----- DATA SECTION

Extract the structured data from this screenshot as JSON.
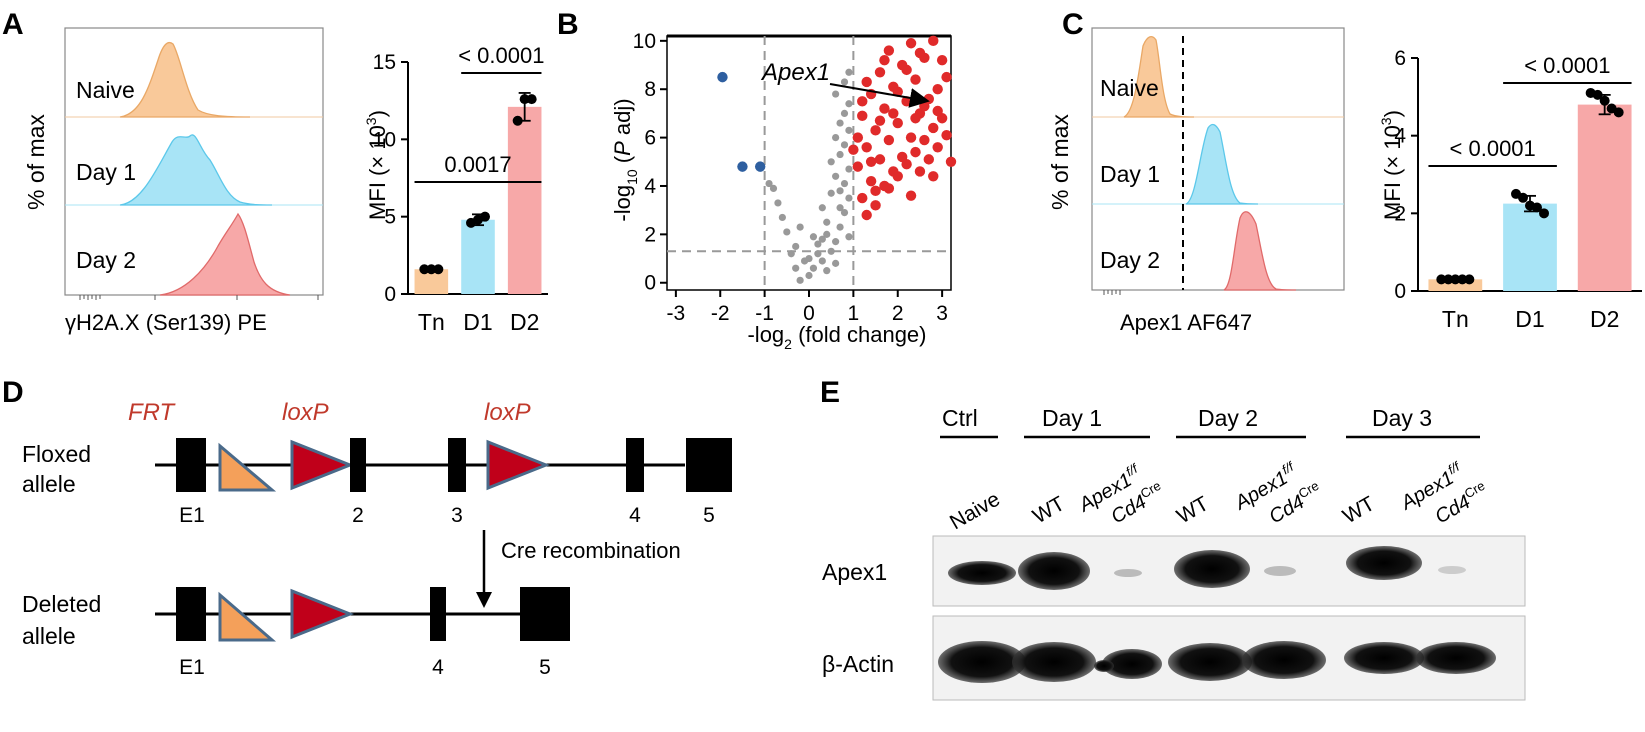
{
  "panel_letters": {
    "a": "A",
    "b": "B",
    "c": "C",
    "d": "D",
    "e": "E"
  },
  "panel_a": {
    "histogram": {
      "ylabel": "% of max",
      "xlabel": "γH2A.X (Ser139) PE",
      "rows": [
        {
          "label": "Naive",
          "fill": "#f9c99a",
          "stroke": "#e9a866"
        },
        {
          "label": "Day 1",
          "fill": "#a8e4f6",
          "stroke": "#5cc8ea"
        },
        {
          "label": "Day 2",
          "fill": "#f7a8a8",
          "stroke": "#e06a6a"
        }
      ]
    },
    "bar": {
      "ylabel": "MFI (× 10³)",
      "ylabel_main": "MFI (× 10",
      "ylabel_sup": "3",
      "ylabel_end": ")",
      "yticks": [
        "0",
        "5",
        "10",
        "15"
      ],
      "stats": [
        {
          "label": "0.0017",
          "from": 0,
          "to": 2
        },
        {
          "label": "< 0.0001",
          "from": 1,
          "to": 2
        }
      ]
    }
  },
  "panel_b": {
    "xlabel_main": "-log",
    "xlabel_sub": "2",
    "xlabel_end": " (fold change)",
    "ylabel_main": "-log",
    "ylabel_sub": "10",
    "ylabel_mid": " (",
    "ylabel_it": "P",
    "ylabel_end": " adj)",
    "xticks": [
      "-3",
      "-2",
      "-1",
      "0",
      "1",
      "2",
      "3"
    ],
    "yticks": [
      "0",
      "2",
      "4",
      "6",
      "8",
      "10"
    ],
    "annotation": "Apex1"
  },
  "panel_c": {
    "histogram": {
      "ylabel": "% of max",
      "xlabel": "Apex1  AF647",
      "rows": [
        {
          "label": "Naive",
          "fill": "#f9c99a",
          "stroke": "#e9a866"
        },
        {
          "label": "Day 1",
          "fill": "#a8e4f6",
          "stroke": "#5cc8ea"
        },
        {
          "label": "Day 2",
          "fill": "#f7a8a8",
          "stroke": "#e06a6a"
        }
      ]
    },
    "bar": {
      "ylabel_main": "MFI (× 10",
      "ylabel_sup": "3",
      "ylabel_end": ")",
      "yticks": [
        "0",
        "2",
        "4",
        "6"
      ],
      "stats": [
        {
          "label": "< 0.0001",
          "from": 0,
          "to": 1
        },
        {
          "label": "< 0.0001",
          "from": 1,
          "to": 2
        }
      ]
    }
  },
  "panel_d": {
    "floxed_label_1": "Floxed",
    "floxed_label_2": "allele",
    "deleted_label_1": "Deleted",
    "deleted_label_2": "allele",
    "frt": "FRT",
    "loxp_1": "loxP",
    "loxp_2": "loxP",
    "exons_top": [
      "E1",
      "2",
      "3",
      "4",
      "5"
    ],
    "exons_bottom": [
      "E1",
      "4",
      "5"
    ],
    "recombination": "Cre recombination"
  },
  "panel_e": {
    "groups": [
      "Ctrl",
      "Day 1",
      "Day 2",
      "Day 3"
    ],
    "lanes": [
      "Naive",
      "WT",
      "WT",
      "WT"
    ],
    "ko_main": "Apex1",
    "ko_sup": "f/f",
    "ko_cre": "Cd4",
    "ko_cre_sup": "Cre",
    "rows": [
      "Apex1",
      "β-Actin"
    ]
  },
  "chart_data": [
    {
      "type": "bar",
      "panel": "A",
      "categories": [
        "Tn",
        "D1",
        "D2"
      ],
      "colors": [
        "#f9c99a",
        "#a8e4f6",
        "#f7a8a8"
      ],
      "values": [
        1.6,
        4.8,
        12.1
      ],
      "errors": [
        0.1,
        0.35,
        0.9
      ],
      "points": [
        [
          1.6,
          1.6,
          1.6
        ],
        [
          4.6,
          4.8,
          5.0
        ],
        [
          11.2,
          12.6,
          12.6
        ]
      ],
      "ylabel": "MFI (× 10³)",
      "ylim": [
        0,
        15
      ]
    },
    {
      "type": "scatter",
      "panel": "B",
      "xlabel": "-log2 (fold change)",
      "ylabel": "-log10 (P adj)",
      "xlim": [
        -3.2,
        3.2
      ],
      "ylim": [
        -0.3,
        10.2
      ],
      "thresholds": {
        "x": [
          -1,
          1
        ],
        "y": 1.3
      },
      "series": [
        {
          "color": "#2e5fa0",
          "points": [
            [
              -1.95,
              8.5
            ],
            [
              -1.5,
              4.8
            ],
            [
              -1.1,
              4.8
            ]
          ]
        },
        {
          "color": "#999999",
          "points": [
            [
              -0.2,
              0.1
            ],
            [
              0,
              0.3
            ],
            [
              0.1,
              0.6
            ],
            [
              -0.1,
              0.9
            ],
            [
              0.2,
              1.2
            ],
            [
              0.4,
              0.5
            ],
            [
              0.3,
              0.9
            ],
            [
              0.5,
              1.3
            ],
            [
              -0.3,
              1.5
            ],
            [
              0.6,
              1.7
            ],
            [
              0.1,
              1.9
            ],
            [
              -0.5,
              2.1
            ],
            [
              0.7,
              2.3
            ],
            [
              0.4,
              2.5
            ],
            [
              -0.6,
              2.7
            ],
            [
              0.8,
              2.9
            ],
            [
              0.3,
              3.1
            ],
            [
              -0.7,
              3.3
            ],
            [
              0.9,
              3.5
            ],
            [
              0.5,
              3.7
            ],
            [
              -0.8,
              3.9
            ],
            [
              0.2,
              1.6
            ],
            [
              0.6,
              0.8
            ],
            [
              -0.4,
              1.2
            ],
            [
              0.9,
              1.9
            ],
            [
              0.7,
              3.1
            ],
            [
              -0.2,
              2.3
            ],
            [
              0.8,
              4.1
            ],
            [
              0.6,
              4.4
            ],
            [
              0.9,
              4.7
            ],
            [
              0.5,
              5.0
            ],
            [
              0.7,
              5.3
            ],
            [
              0.8,
              5.7
            ],
            [
              0.6,
              6.0
            ],
            [
              0.9,
              6.3
            ],
            [
              0.7,
              6.6
            ],
            [
              0.8,
              7.0
            ],
            [
              0.9,
              7.4
            ],
            [
              0.6,
              7.8
            ],
            [
              0.8,
              8.3
            ],
            [
              0.9,
              8.7
            ],
            [
              0.7,
              3.8
            ],
            [
              -0.9,
              4.1
            ],
            [
              0.4,
              2.0
            ],
            [
              -0.3,
              0.6
            ],
            [
              0.0,
              1.0
            ],
            [
              0.3,
              1.8
            ]
          ]
        },
        {
          "color": "#e02a2a",
          "points": [
            [
              1.2,
              3.5
            ],
            [
              1.4,
              4.2
            ],
            [
              1.1,
              4.8
            ],
            [
              1.6,
              5.1
            ],
            [
              1.3,
              5.6
            ],
            [
              1.8,
              5.9
            ],
            [
              1.5,
              6.3
            ],
            [
              2.0,
              6.6
            ],
            [
              1.2,
              6.9
            ],
            [
              1.7,
              7.2
            ],
            [
              2.2,
              7.5
            ],
            [
              1.4,
              7.8
            ],
            [
              1.9,
              8.1
            ],
            [
              2.4,
              8.4
            ],
            [
              1.6,
              8.7
            ],
            [
              2.1,
              9.0
            ],
            [
              2.6,
              9.3
            ],
            [
              1.8,
              9.6
            ],
            [
              2.3,
              9.9
            ],
            [
              2.8,
              10.0
            ],
            [
              1.3,
              2.8
            ],
            [
              1.5,
              3.2
            ],
            [
              1.8,
              3.9
            ],
            [
              2.0,
              4.4
            ],
            [
              2.2,
              4.9
            ],
            [
              2.4,
              5.4
            ],
            [
              2.6,
              5.9
            ],
            [
              2.8,
              6.4
            ],
            [
              3.0,
              6.8
            ],
            [
              2.5,
              7.0
            ],
            [
              2.7,
              7.6
            ],
            [
              2.9,
              8.0
            ],
            [
              3.1,
              8.5
            ],
            [
              2.3,
              6.0
            ],
            [
              2.1,
              5.2
            ],
            [
              1.9,
              4.6
            ],
            [
              1.7,
              4.0
            ],
            [
              2.5,
              4.6
            ],
            [
              2.7,
              5.1
            ],
            [
              2.9,
              5.6
            ],
            [
              3.1,
              6.1
            ],
            [
              1.1,
              6.0
            ],
            [
              1.2,
              7.5
            ],
            [
              1.3,
              8.3
            ],
            [
              2.0,
              7.9
            ],
            [
              2.4,
              6.8
            ],
            [
              2.6,
              7.3
            ],
            [
              1.6,
              6.7
            ],
            [
              1.9,
              7.0
            ],
            [
              2.2,
              8.8
            ],
            [
              2.5,
              9.5
            ],
            [
              3.0,
              9.2
            ],
            [
              1.4,
              5.0
            ],
            [
              1.0,
              5.5
            ],
            [
              3.2,
              5.0
            ],
            [
              2.8,
              4.4
            ],
            [
              1.5,
              3.8
            ],
            [
              2.3,
              3.6
            ],
            [
              1.7,
              9.2
            ],
            [
              2.9,
              7.1
            ]
          ]
        }
      ],
      "annotation": "Apex1"
    },
    {
      "type": "bar",
      "panel": "C",
      "categories": [
        "Tn",
        "D1",
        "D2"
      ],
      "colors": [
        "#f9c99a",
        "#a8e4f6",
        "#f7a8a8"
      ],
      "values": [
        0.3,
        2.25,
        4.8
      ],
      "errors": [
        0.05,
        0.2,
        0.25
      ],
      "points": [
        [
          0.3,
          0.3,
          0.3,
          0.3,
          0.3
        ],
        [
          2.5,
          2.4,
          2.2,
          2.15,
          2.0
        ],
        [
          5.1,
          5.05,
          4.9,
          4.7,
          4.6
        ]
      ],
      "ylabel": "MFI (× 10³)",
      "ylim": [
        0,
        6
      ]
    }
  ]
}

----------

WHAT THE TASK REQUIRES:
Reproduce each line of the entries in which the word "fold" is found.

EXERCISE RESULT:
    "xlabel_end": " (fold change)",
      "xlabel": "-log2 (fold change)",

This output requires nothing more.